* _What is required_:
Below are some records. Pull every line that contains the word "Assignment".
---------- Provided information
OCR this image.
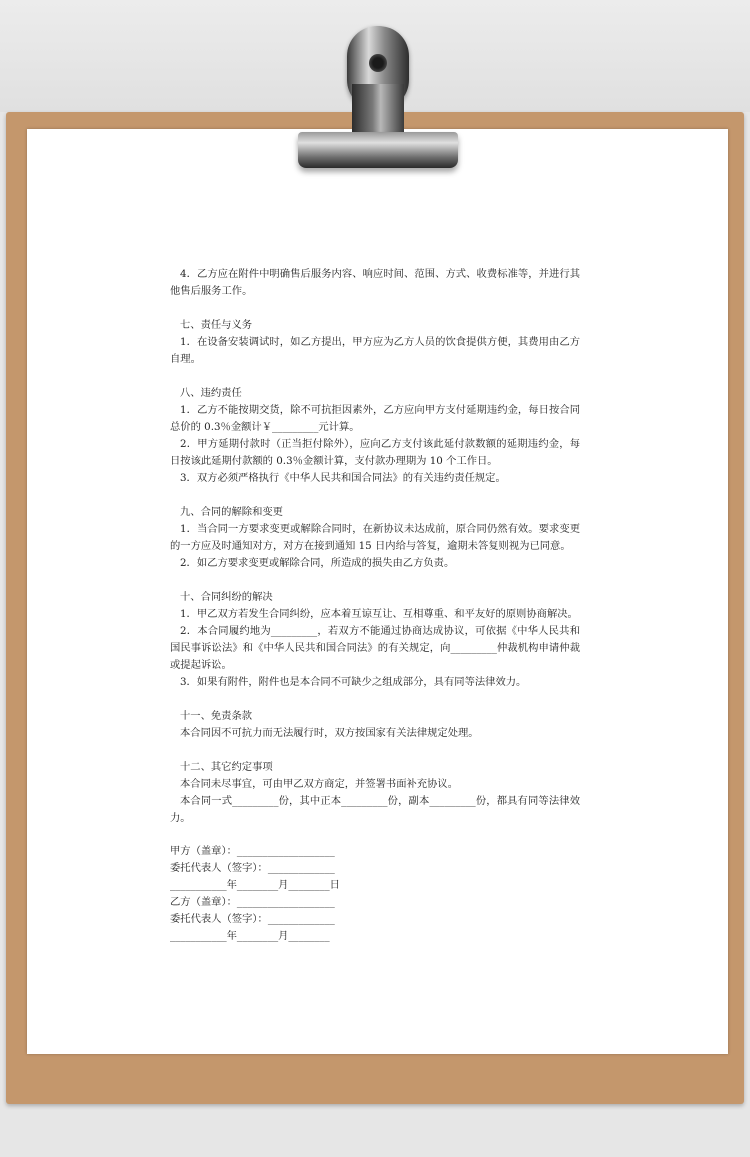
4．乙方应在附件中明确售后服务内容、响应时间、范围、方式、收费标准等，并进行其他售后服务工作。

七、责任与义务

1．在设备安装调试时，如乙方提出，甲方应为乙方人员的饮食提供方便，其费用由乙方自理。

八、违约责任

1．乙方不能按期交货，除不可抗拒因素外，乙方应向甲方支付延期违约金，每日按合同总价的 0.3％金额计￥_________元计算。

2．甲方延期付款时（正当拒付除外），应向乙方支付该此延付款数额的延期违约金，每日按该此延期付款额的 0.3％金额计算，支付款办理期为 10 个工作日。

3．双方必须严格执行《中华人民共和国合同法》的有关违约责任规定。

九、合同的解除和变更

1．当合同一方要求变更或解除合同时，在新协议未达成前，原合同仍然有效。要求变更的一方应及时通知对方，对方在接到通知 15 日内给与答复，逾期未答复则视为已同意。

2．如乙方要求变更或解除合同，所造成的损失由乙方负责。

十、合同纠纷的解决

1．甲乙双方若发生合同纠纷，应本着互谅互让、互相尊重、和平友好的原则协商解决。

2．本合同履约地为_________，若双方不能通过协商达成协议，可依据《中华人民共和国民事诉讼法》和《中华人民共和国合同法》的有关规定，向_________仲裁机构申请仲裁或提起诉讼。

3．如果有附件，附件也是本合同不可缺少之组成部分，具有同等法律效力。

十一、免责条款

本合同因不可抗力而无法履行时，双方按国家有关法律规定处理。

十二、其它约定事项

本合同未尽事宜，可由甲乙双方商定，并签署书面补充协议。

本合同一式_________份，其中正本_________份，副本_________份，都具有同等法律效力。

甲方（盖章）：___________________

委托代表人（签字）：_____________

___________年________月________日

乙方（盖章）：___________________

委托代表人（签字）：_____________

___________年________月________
--------------------
---------- Provided information
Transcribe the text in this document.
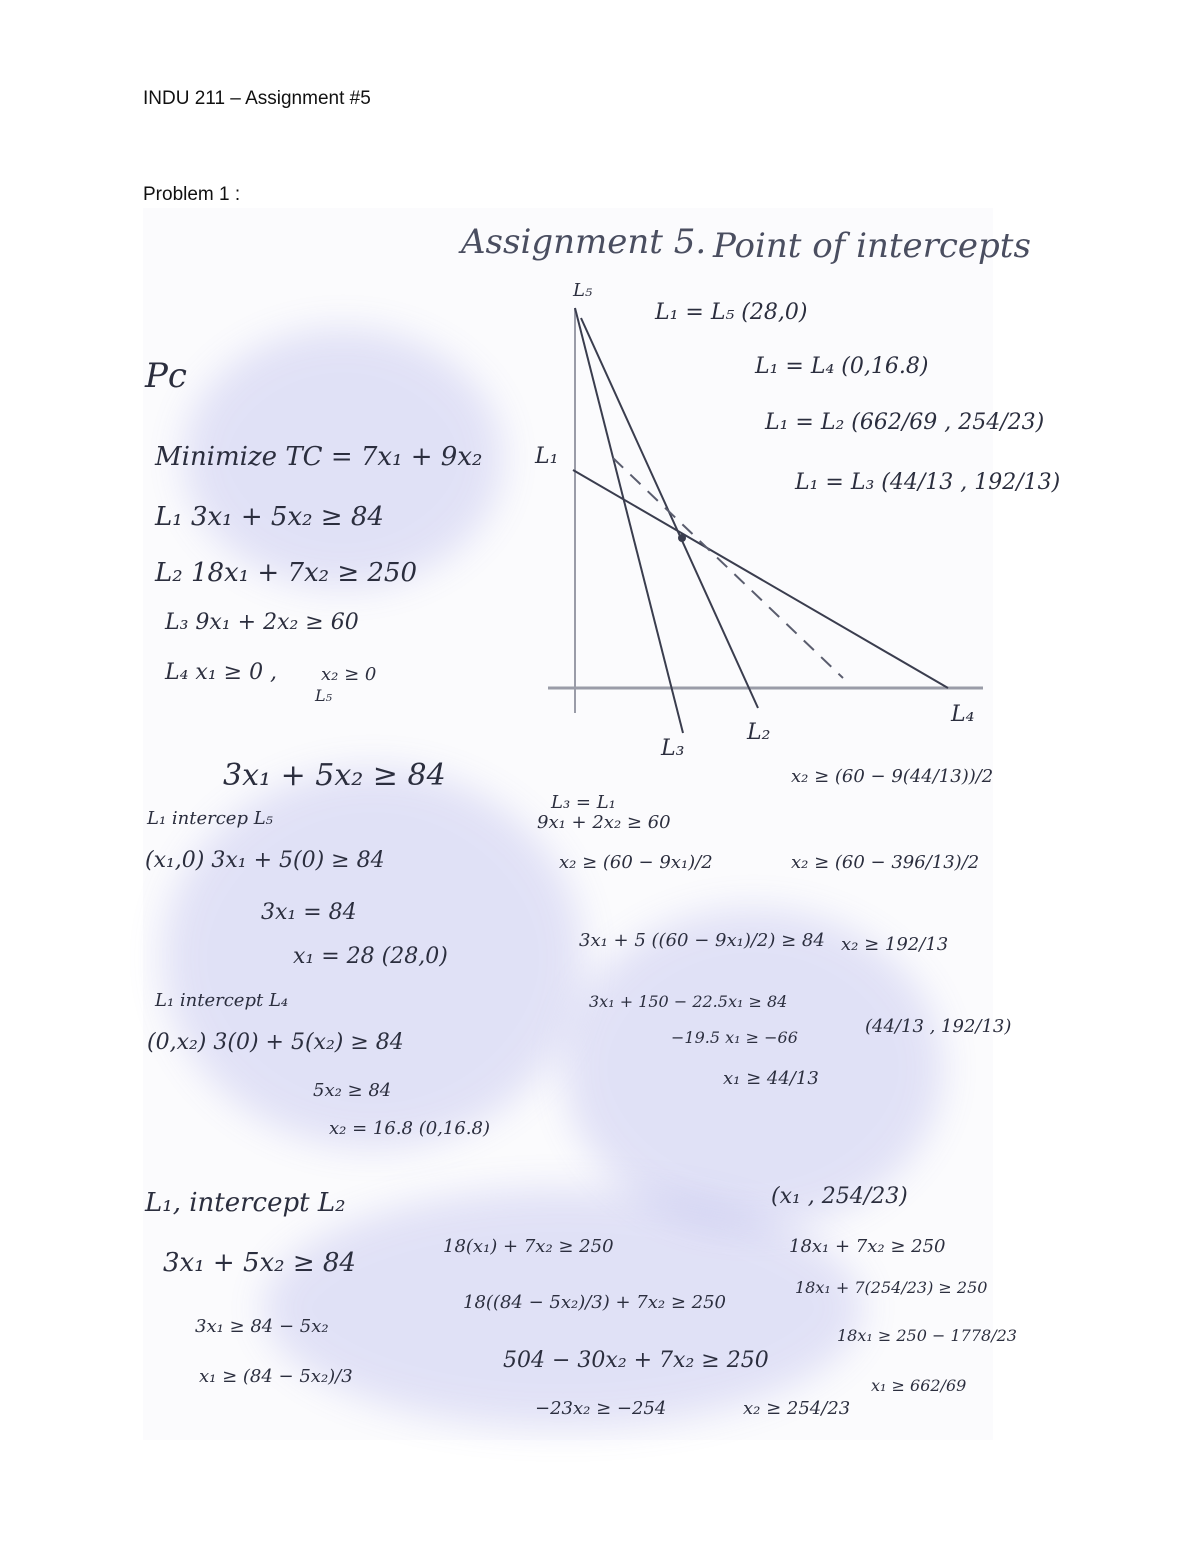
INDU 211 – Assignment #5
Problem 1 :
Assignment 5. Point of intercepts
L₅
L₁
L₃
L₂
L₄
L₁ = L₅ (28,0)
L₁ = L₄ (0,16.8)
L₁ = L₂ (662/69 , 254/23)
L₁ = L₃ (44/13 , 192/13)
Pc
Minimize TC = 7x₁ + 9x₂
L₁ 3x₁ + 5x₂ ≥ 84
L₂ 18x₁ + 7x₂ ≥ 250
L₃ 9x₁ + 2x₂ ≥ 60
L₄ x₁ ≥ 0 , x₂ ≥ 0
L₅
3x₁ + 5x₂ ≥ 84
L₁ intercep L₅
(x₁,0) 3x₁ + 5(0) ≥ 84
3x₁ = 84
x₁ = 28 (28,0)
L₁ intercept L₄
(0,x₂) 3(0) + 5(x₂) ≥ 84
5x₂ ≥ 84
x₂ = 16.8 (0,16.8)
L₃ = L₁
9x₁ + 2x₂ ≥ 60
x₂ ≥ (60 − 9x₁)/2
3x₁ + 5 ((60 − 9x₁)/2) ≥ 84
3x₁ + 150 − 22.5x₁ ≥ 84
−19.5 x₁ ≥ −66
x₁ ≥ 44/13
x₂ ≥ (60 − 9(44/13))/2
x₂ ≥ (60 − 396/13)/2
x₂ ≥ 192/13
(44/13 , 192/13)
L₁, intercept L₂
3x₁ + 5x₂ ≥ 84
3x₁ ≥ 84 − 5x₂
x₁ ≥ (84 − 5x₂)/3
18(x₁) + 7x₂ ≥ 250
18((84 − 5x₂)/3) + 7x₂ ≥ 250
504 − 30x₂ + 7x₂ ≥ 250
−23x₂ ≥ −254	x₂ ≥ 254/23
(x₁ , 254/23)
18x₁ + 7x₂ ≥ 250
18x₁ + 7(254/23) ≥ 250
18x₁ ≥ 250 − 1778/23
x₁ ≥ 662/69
--------------------
* _Exercise response_:
INDU 211 – Assignment #5
Assignment 5. Point of intercepts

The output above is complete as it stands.